§ What the task asks:
Repeat each line word for word.

§ Data excerpts:

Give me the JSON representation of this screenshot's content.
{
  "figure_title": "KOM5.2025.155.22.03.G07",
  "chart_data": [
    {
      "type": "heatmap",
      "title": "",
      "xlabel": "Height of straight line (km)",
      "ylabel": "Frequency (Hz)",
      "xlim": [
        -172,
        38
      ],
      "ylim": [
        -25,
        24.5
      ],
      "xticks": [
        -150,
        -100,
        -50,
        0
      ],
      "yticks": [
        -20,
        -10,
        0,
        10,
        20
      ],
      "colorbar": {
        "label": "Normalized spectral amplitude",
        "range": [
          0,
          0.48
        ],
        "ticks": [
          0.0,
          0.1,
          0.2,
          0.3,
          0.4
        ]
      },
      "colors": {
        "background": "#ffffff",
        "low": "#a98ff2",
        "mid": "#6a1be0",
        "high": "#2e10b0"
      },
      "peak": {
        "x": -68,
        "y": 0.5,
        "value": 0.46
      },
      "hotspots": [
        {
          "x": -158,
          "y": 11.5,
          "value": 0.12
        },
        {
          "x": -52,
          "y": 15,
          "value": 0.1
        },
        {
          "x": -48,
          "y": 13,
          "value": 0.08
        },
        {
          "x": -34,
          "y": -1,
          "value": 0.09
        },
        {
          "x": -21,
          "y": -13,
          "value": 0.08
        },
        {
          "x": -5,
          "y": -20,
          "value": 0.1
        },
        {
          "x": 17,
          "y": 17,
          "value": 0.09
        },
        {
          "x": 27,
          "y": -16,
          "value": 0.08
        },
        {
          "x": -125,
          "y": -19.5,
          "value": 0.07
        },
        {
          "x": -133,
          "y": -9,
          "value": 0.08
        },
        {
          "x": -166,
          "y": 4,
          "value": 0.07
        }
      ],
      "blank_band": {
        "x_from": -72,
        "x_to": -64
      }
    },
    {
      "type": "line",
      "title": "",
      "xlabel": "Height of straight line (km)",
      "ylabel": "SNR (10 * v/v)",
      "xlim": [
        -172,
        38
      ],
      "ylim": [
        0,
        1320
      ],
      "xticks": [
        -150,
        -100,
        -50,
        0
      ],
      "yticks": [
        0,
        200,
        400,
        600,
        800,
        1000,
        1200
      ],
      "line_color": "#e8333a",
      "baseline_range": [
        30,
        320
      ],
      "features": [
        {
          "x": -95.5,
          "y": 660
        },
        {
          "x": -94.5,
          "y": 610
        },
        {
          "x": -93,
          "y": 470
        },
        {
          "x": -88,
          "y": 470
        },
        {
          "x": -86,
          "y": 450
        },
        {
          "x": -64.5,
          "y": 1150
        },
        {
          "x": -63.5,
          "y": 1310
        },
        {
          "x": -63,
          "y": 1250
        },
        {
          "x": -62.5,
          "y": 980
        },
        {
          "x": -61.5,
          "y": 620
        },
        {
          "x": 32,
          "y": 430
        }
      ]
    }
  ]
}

§ Exercise response:
Give me the JSON representation of this screenshot's content.
{
  "figure_title": "KOM5.2025.155.22.03.G07",
  "chart_data": [
    {
      "type": "heatmap",
      "title": "",
      "xlabel": "Height of straight line (km)",
      "ylabel": "Frequency (Hz)",
      "xlim": [
        -172,
        38
      ],
      "ylim": [
        -25,
        24.5
      ],
      "xticks": [
        -150,
        -100,
        -50,
        0
      ],
      "yticks": [
        -20,
        -10,
        0,
        10,
        20
      ],
      "colorbar": {
        "label": "Normalized spectral amplitude",
        "range": [
          0,
          0.48
        ],
        "ticks": [
          0.0,
          0.1,
          0.2,
          0.3,
          0.4
        ]
      },
      "colors": {
        "background": "#ffffff",
        "low": "#a98ff2",
        "mid": "#6a1be0",
        "high": "#2e10b0"
      },
      "peak": {
        "x": -68,
        "y": 0.5,
        "value": 0.46
      },
      "hotspots": [
        {
          "x": -158,
          "y": 11.5,
          "value": 0.12
        },
        {
          "x": -52,
          "y": 15,
          "value": 0.1
        },
        {
          "x": -48,
          "y": 13,
          "value": 0.08
        },
        {
          "x": -34,
          "y": -1,
          "value": 0.09
        },
        {
          "x": -21,
          "y": -13,
          "value": 0.08
        },
        {
          "x": -5,
          "y": -20,
          "value": 0.1
        },
        {
          "x": 17,
          "y": 17,
          "value": 0.09
        },
        {
          "x": 27,
          "y": -16,
          "value": 0.08
        },
        {
          "x": -125,
          "y": -19.5,
          "value": 0.07
        },
        {
          "x": -133,
          "y": -9,
          "value": 0.08
        },
        {
          "x": -166,
          "y": 4,
          "value": 0.07
        }
      ],
      "blank_band": {
        "x_from": -72,
        "x_to": -64
      }
    },
    {
      "type": "line",
      "title": "",
      "xlabel": "Height of straight line (km)",
      "ylabel": "SNR (10 * v/v)",
      "xlim": [
        -172,
        38
      ],
      "ylim": [
        0,
        1320
      ],
      "xticks": [
        -150,
        -100,
        -50,
        0
      ],
      "yticks": [
        0,
        200,
        400,
        600,
        800,
        1000,
        1200
      ],
      "line_color": "#e8333a",
      "baseline_range": [
        30,
        320
      ],
      "features": [
        {
          "x": -95.5,
          "y": 660
        },
        {
          "x": -94.5,
          "y": 610
        },
        {
          "x": -93,
          "y": 470
        },
        {
          "x": -88,
          "y": 470
        },
        {
          "x": -86,
          "y": 450
        },
        {
          "x": -64.5,
          "y": 1150
        },
        {
          "x": -63.5,
          "y": 1310
        },
        {
          "x": -63,
          "y": 1250
        },
        {
          "x": -62.5,
          "y": 980
        },
        {
          "x": -61.5,
          "y": 620
        },
        {
          "x": 32,
          "y": 430
        }
      ]
    }
  ]
}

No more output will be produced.